─── TEXT SEGMENT ───

Deseret Book () is an American publishing company headquartered in Salt Lake City, Utah, that also operates a chain of bookstores throughout the western United States.  It is a wholly owned subsidiary of Deseret Management Corporation (DMC), the holding company for business firms owned by the Church of Jesus Christ of Latter-day Saints (LDS Church). Deseret Book is a for-profit corporation registered in Utah. Deseret Book publishes under four imprints with media ranging from works explaining LDS theology and doctrine, LDS-related fiction, electronic resources, and sound recordings such as The Tabernacle Choir at Temple Square albums.

History

The Deseret Book Company was created in 1919 from a merger of the Deseret News Bookstore and the Deseret Sunday School Union Bookstore. Both of these Utah bookstores trace their roots to George Q. Cannon, a Latter-day Saint general Authority. "Deseret" is a word from the Book of Mormon that is said to mean "honeybee."

George Q. Cannon & Sons

George Q. Cannon published the first issue of Juvenile Instructor magazine in 1866. Cannon organized the Deseret Sunday School Union, an LDS Church organization responsible for educating young church members, and the magazine was the first church periodical oriented toward youth. Cannon opened the George Q. Cannon & Sons bookstore in 1867 to sell the magazine and other publications of an uplifting nature. Cannon believed that secular novels did not reflect Latter-day Saint values. In the 1880s, Cannon expanded with a branch in Ogden, Utah.

It is not known how many books Cannon & Sons actually published itself. In that era, authors commonly self-published their books, which were then distributed by others. However, Cannon & Sons distributed several important books through their stores and mail order (see table).

The company had extensive ties to the LDS Church-owned newspaper, the Deseret News. Five of Cannon's sons held important positions in the paper, and Cannon himself was editor between 1867 and 1872, and again while temporarily owning the paper from 1892 to 1898. Nearly every George Q. Cannon & Sons book was printed on the Deseret News press. Cannon sold the bookstore to the LDS Church in 1900, near the end of his life. The church combined the two businesses, and the remaining Salt Lake City bookstore became Deseret News Bookstore.

─── PROVIDED MATERIAL ───

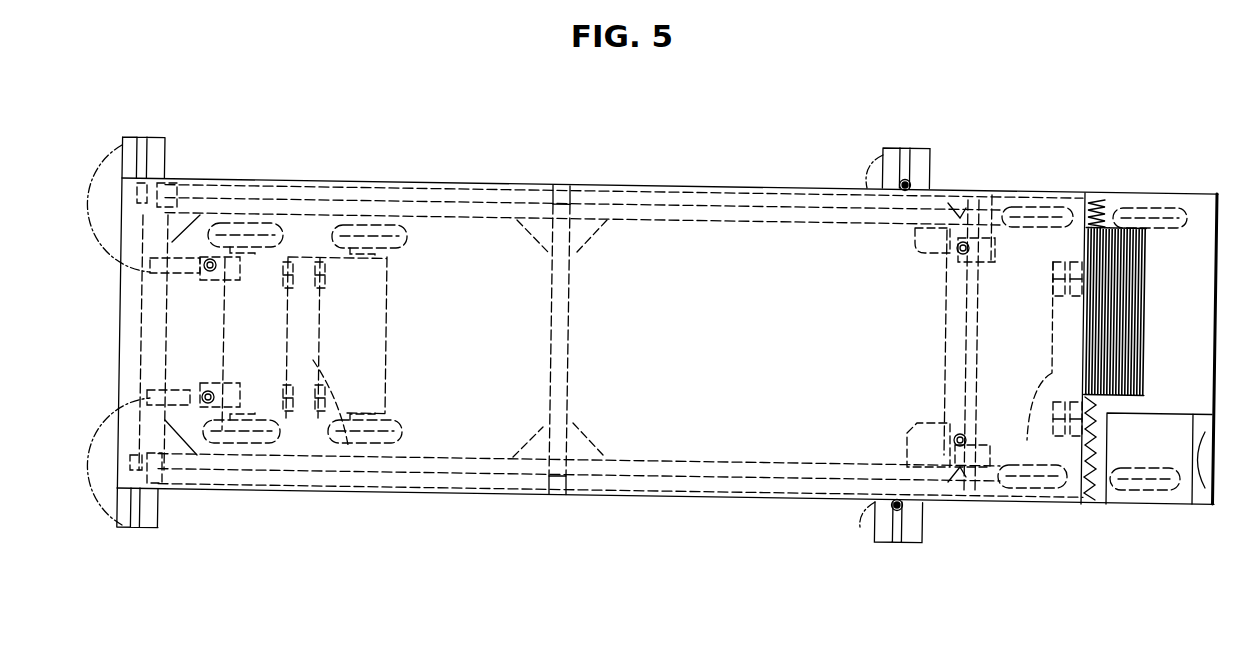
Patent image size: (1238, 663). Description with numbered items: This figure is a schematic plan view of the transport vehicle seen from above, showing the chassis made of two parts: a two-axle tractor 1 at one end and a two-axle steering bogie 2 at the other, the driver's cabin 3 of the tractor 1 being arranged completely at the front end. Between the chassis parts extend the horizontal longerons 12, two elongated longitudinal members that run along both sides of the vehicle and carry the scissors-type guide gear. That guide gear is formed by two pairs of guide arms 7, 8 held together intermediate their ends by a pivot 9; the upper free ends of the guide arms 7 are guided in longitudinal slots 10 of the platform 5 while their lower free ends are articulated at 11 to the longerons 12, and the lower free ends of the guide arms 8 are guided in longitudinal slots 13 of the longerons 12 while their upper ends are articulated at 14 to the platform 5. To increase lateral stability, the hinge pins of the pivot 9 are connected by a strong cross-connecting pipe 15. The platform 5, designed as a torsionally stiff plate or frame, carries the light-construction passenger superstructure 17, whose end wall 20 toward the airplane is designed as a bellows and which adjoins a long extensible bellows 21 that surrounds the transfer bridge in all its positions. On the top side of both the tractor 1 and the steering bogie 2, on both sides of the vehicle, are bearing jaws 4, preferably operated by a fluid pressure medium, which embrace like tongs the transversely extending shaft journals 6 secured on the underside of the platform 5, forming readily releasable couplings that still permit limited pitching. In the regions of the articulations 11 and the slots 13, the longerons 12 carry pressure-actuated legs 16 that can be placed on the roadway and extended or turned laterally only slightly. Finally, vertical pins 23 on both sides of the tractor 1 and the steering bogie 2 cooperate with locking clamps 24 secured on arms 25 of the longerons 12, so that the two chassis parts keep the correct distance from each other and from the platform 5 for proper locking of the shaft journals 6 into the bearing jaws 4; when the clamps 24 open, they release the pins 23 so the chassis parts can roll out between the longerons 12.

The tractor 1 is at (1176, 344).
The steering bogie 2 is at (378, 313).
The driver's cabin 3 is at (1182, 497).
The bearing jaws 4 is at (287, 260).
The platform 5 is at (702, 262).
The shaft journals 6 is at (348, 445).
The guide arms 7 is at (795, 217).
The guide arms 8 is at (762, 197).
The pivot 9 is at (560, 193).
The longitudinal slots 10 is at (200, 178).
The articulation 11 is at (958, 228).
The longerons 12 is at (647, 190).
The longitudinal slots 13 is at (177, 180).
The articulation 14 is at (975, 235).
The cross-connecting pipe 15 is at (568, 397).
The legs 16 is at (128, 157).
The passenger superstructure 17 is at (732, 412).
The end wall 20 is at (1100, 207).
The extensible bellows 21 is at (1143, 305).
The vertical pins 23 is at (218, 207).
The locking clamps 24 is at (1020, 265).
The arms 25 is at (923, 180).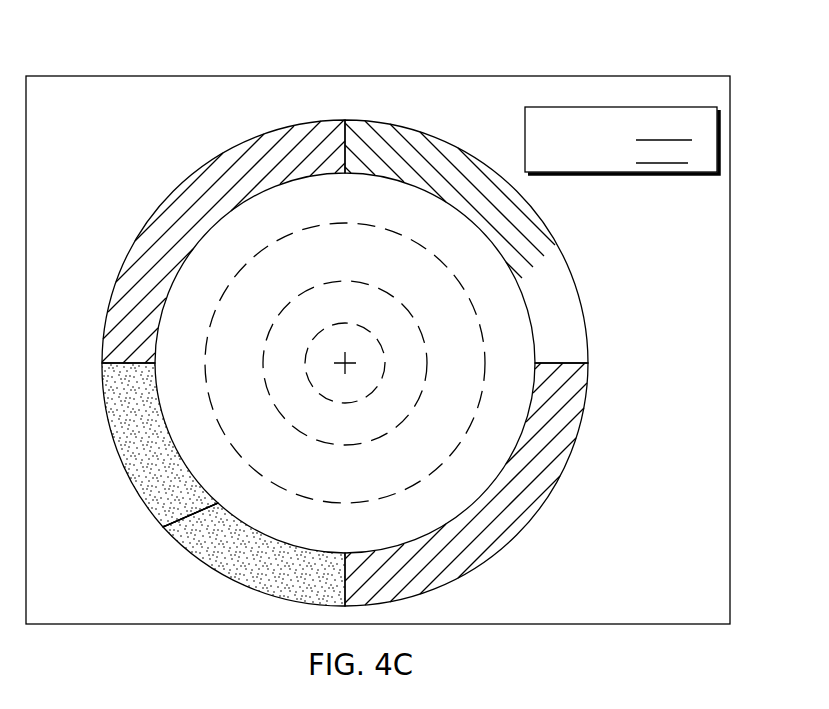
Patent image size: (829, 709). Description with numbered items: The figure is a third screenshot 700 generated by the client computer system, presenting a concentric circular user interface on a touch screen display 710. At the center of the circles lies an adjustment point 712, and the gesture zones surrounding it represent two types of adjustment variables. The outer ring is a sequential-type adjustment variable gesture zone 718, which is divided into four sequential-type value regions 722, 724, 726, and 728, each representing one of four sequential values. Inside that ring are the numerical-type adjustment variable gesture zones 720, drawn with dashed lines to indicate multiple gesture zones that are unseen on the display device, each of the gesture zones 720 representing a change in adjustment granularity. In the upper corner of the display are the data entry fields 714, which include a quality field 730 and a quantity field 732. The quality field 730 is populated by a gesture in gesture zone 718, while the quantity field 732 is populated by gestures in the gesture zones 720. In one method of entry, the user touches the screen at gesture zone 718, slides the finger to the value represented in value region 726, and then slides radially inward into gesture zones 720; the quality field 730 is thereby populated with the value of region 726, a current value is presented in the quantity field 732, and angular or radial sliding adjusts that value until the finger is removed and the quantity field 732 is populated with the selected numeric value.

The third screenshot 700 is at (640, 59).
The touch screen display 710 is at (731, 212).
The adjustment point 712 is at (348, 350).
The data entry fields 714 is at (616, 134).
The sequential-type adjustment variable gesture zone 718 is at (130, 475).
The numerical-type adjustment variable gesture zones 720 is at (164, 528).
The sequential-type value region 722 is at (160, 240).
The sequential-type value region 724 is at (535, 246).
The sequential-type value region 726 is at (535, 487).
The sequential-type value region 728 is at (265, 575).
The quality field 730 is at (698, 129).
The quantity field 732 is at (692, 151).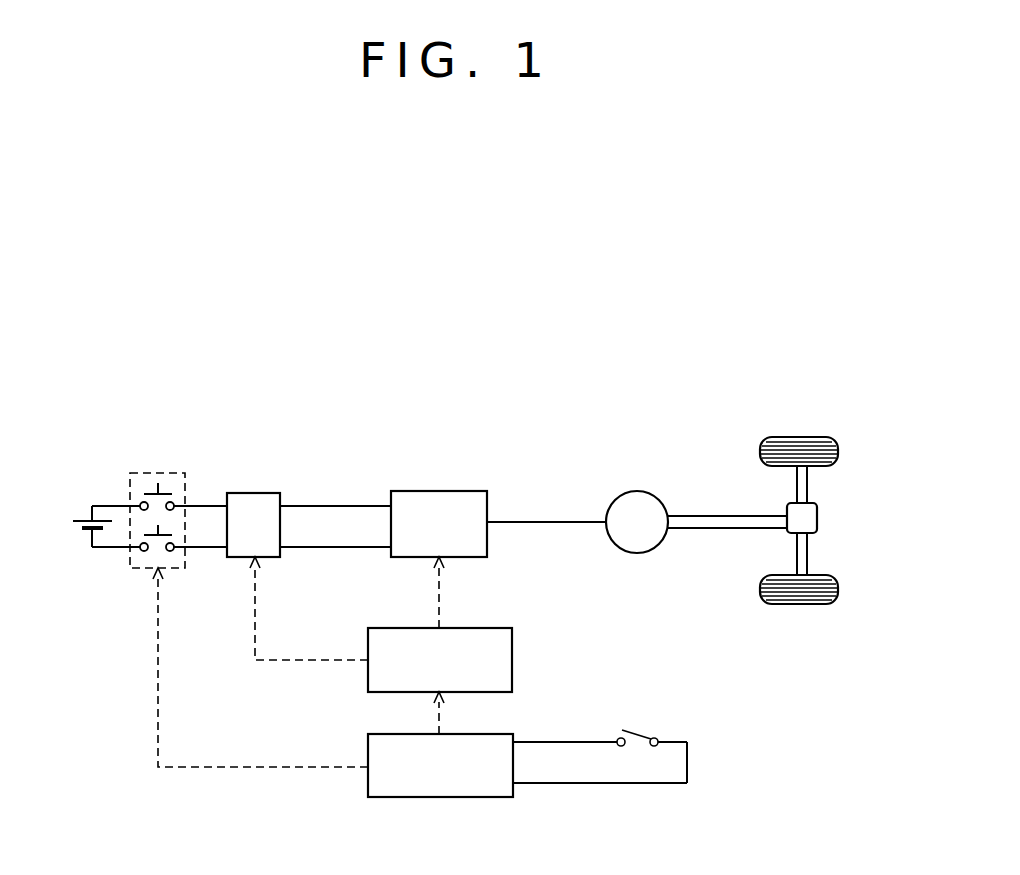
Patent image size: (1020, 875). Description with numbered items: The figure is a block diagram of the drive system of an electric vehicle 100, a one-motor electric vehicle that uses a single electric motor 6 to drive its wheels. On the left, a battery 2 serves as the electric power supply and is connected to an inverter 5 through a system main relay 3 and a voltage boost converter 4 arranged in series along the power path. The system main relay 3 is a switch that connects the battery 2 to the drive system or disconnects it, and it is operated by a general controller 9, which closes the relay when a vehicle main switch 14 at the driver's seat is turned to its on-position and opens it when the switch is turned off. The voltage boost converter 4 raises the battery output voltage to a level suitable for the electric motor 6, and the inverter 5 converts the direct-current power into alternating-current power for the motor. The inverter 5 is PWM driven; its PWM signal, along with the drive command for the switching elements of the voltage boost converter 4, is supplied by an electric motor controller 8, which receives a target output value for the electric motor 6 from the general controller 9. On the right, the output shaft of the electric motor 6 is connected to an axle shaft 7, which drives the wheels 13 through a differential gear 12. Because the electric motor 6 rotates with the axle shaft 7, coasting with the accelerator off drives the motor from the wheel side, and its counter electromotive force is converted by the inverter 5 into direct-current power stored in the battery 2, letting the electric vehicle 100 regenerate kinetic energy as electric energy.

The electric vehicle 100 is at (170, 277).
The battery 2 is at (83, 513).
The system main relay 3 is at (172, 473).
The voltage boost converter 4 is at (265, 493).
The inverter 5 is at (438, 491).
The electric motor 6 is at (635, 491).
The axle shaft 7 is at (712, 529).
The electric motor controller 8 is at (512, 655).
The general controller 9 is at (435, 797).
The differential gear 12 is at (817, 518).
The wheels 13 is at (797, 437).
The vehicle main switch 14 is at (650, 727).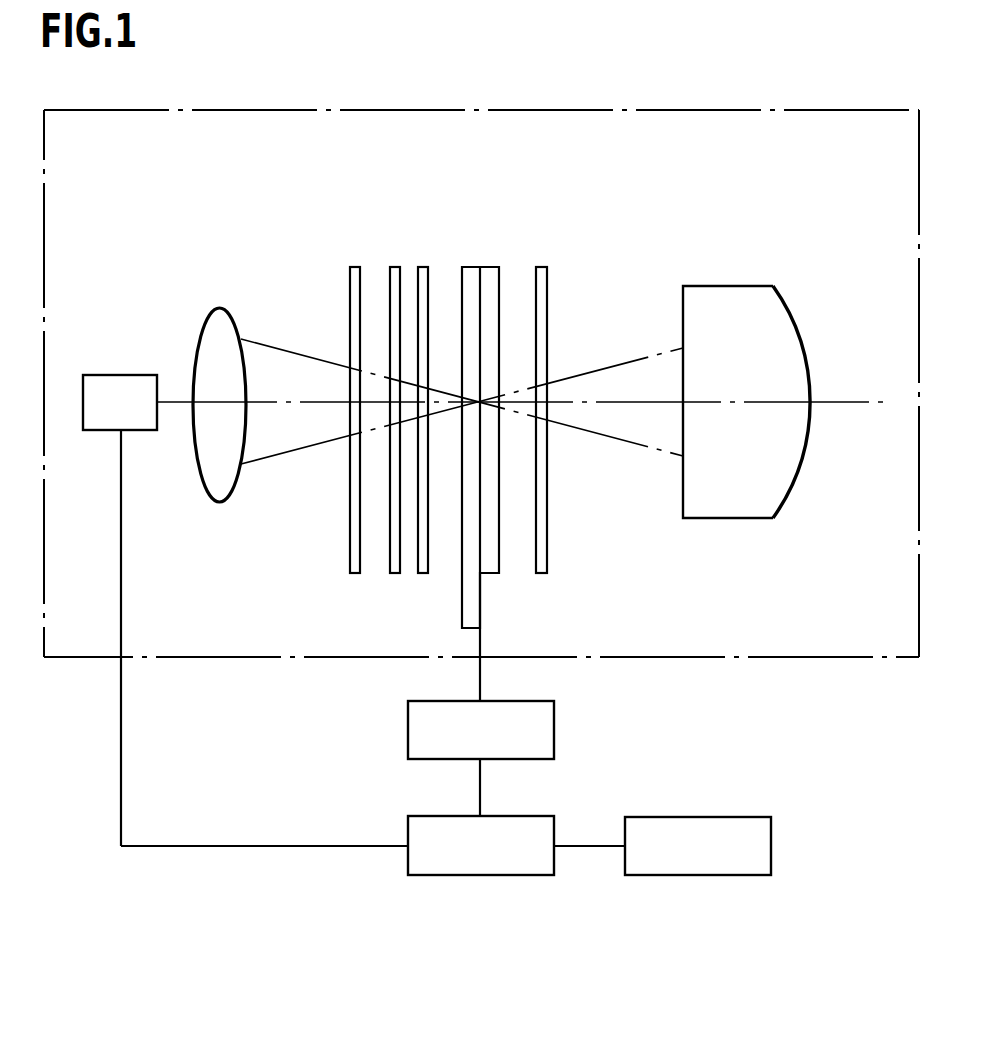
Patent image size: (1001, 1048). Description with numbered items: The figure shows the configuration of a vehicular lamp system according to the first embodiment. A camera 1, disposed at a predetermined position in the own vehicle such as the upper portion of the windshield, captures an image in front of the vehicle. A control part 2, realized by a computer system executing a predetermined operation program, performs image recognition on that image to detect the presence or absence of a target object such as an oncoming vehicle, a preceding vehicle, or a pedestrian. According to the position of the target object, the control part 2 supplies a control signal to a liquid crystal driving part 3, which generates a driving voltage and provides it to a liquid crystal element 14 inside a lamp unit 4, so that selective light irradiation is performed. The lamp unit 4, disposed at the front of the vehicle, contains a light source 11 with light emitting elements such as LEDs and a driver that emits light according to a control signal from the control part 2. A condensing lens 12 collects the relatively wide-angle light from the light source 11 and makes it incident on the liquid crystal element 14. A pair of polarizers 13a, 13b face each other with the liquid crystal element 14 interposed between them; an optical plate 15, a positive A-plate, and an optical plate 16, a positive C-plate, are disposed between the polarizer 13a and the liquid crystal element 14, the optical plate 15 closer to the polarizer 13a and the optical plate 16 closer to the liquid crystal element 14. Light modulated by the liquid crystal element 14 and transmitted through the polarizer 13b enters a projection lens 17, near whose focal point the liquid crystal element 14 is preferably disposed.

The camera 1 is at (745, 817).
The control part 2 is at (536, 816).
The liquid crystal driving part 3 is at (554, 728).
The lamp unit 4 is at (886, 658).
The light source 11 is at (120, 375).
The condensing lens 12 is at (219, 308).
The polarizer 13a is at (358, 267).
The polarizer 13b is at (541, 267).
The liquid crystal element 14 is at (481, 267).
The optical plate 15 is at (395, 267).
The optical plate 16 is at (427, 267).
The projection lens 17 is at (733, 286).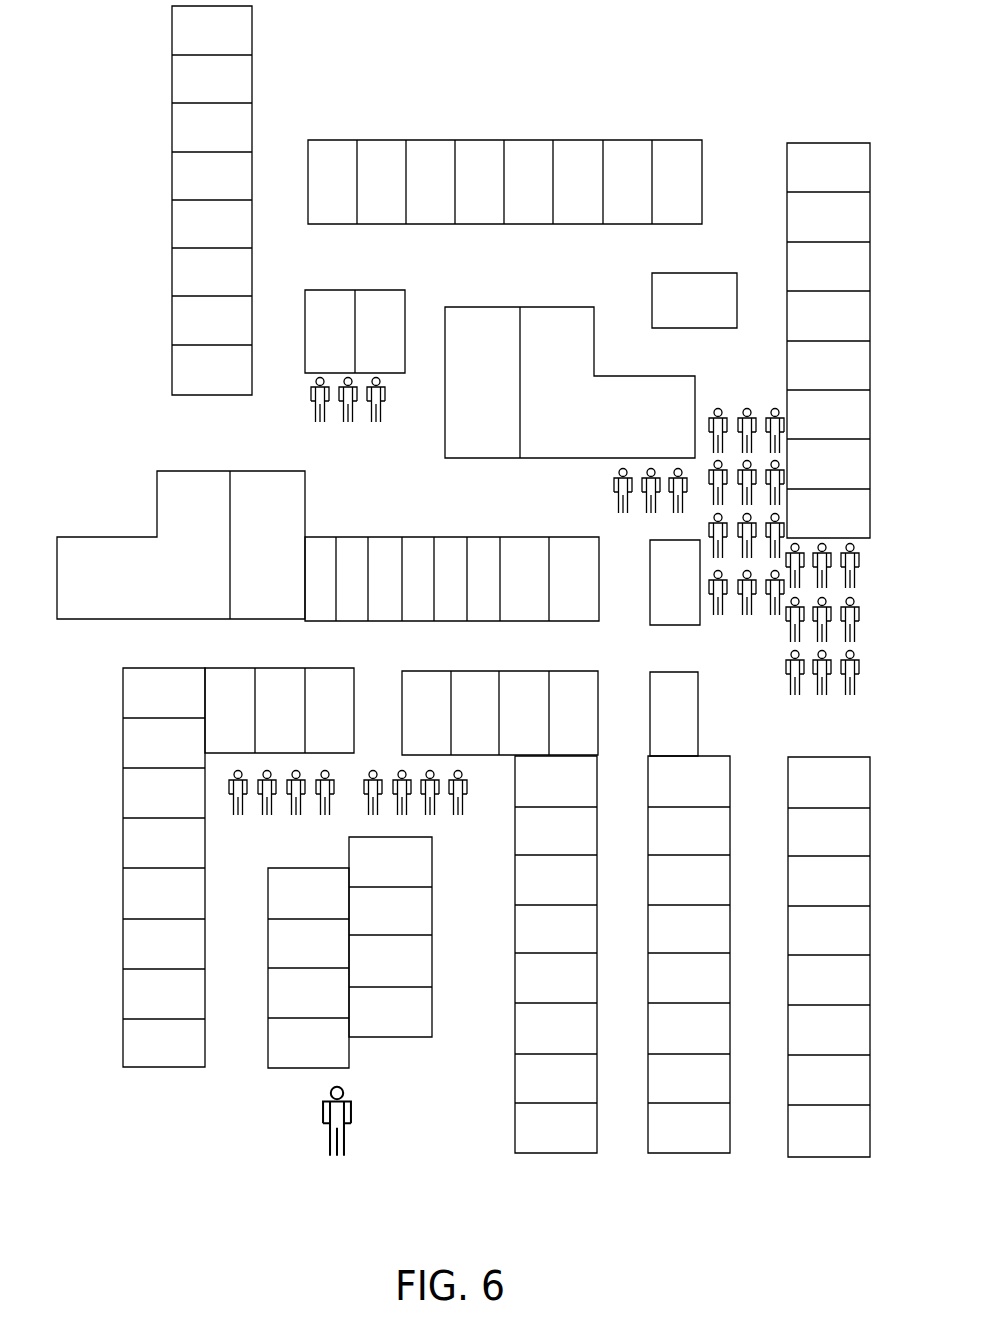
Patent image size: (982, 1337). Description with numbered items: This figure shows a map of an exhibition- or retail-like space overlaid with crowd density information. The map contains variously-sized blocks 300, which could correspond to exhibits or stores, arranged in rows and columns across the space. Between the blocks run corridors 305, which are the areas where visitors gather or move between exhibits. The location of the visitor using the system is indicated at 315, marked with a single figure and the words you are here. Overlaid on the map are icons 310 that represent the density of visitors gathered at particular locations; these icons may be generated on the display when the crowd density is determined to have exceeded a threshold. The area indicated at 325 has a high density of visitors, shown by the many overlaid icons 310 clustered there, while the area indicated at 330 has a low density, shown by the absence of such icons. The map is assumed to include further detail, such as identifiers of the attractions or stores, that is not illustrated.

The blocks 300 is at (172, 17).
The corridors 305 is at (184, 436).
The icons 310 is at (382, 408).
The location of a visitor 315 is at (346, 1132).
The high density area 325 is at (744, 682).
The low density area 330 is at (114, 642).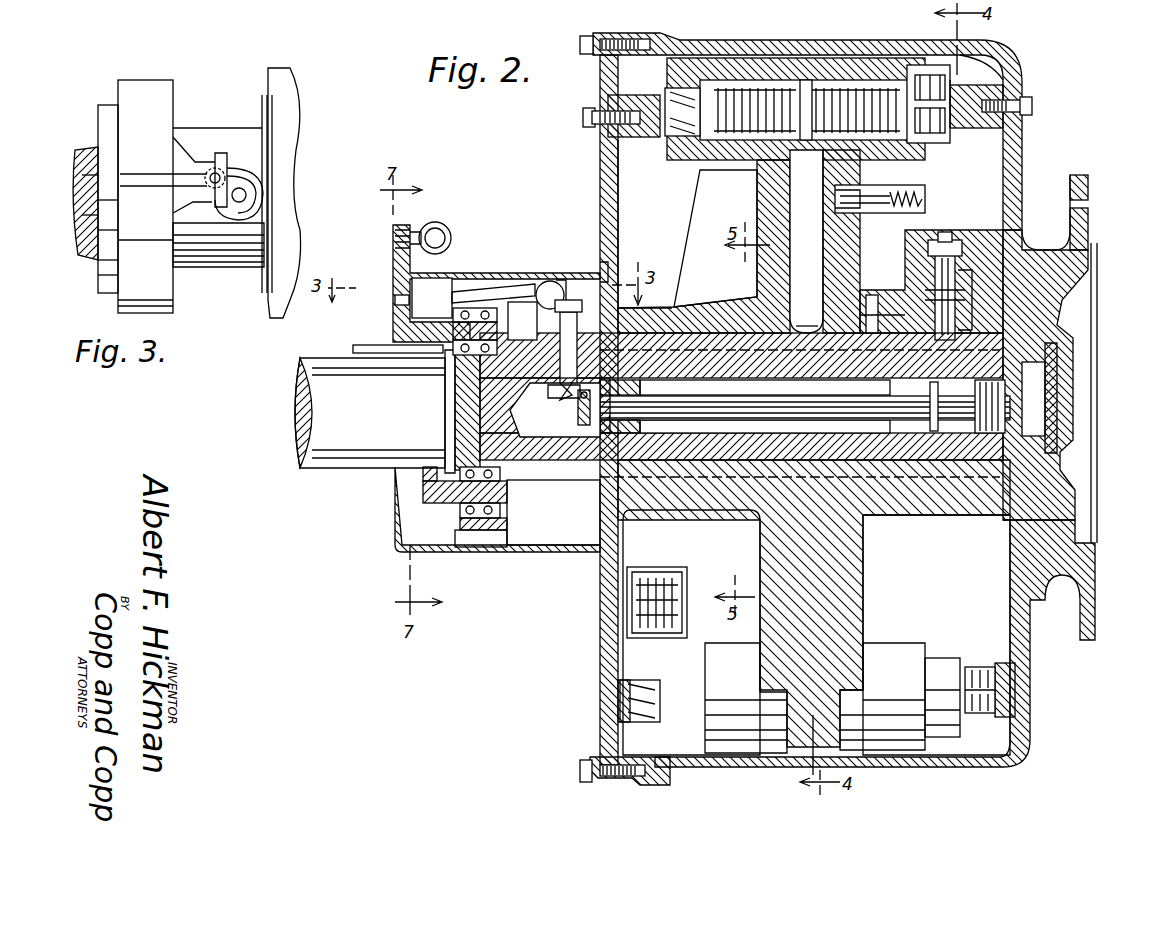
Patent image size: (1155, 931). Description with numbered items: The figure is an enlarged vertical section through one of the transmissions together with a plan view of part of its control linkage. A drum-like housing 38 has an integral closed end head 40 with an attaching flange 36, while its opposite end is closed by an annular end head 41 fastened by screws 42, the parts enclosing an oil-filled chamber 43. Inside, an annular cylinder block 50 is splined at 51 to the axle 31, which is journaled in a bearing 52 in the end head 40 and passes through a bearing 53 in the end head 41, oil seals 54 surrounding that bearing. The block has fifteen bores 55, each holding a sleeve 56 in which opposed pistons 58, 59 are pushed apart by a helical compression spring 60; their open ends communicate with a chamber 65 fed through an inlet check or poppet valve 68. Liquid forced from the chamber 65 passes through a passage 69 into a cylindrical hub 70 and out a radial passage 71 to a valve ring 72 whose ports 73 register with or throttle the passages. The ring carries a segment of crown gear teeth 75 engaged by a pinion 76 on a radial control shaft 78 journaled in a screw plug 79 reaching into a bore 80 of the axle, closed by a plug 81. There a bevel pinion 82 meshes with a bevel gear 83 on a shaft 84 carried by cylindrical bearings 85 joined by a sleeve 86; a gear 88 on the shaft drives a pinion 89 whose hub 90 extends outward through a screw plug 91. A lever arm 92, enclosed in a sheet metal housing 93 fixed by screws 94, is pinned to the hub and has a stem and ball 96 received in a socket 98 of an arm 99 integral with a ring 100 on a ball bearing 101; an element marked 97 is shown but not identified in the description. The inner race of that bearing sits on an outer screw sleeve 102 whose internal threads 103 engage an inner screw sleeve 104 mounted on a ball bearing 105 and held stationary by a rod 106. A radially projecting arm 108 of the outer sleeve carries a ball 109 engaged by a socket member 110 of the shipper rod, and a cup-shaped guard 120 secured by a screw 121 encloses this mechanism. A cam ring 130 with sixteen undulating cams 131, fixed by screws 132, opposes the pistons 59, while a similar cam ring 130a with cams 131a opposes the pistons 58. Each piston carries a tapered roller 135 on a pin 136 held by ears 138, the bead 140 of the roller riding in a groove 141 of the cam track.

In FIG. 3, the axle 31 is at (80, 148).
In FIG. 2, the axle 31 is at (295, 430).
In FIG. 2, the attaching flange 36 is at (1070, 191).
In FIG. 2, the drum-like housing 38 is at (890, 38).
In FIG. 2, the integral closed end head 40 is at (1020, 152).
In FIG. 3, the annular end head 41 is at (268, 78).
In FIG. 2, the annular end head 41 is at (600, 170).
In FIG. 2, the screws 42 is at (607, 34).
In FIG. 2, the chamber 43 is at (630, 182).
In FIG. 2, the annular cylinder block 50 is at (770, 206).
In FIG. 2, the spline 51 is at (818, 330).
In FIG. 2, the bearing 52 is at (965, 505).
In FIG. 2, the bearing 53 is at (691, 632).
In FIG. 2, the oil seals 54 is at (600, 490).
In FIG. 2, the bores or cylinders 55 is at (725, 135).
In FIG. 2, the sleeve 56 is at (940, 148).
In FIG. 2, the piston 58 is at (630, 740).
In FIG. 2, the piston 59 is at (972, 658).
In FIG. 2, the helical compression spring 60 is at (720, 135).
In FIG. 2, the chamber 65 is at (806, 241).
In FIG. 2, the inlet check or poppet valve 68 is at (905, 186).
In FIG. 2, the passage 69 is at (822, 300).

───

### EXERCISE REQUIREMENTS:
1: According to the Deseret Book text, in what year did George Q. Cannon open the George Q. Cannon & Sons bookstore?
2: From the Deseret Book text, echo the passage that begins at the words "It is not known" and stops after the words "Deseret News Bookstore.".

### TASK-BY-TASK SOLUTIONS:
1: 1867

2:
It is not known how many books Cannon & Sons actually published itself. In that era, authors commonly self-published their books, which were then distributed by others. However, Cannon & Sons distributed several important books through their stores and mail order (see table).

The company had extensive ties to the LDS Church-owned newspaper, the Deseret News. Five of Cannon's sons held important positions in the paper, and Cannon himself was editor between 1867 and 1872, and again while temporarily owning the paper from 1892 to 1898. Nearly every George Q. Cannon & Sons book was printed on the Deseret News press. Cannon sold the bookstore to the LDS Church in 1900, near the end of his life. The church combined the two businesses, and the remaining Salt Lake City bookstore became Deseret News Bookstore.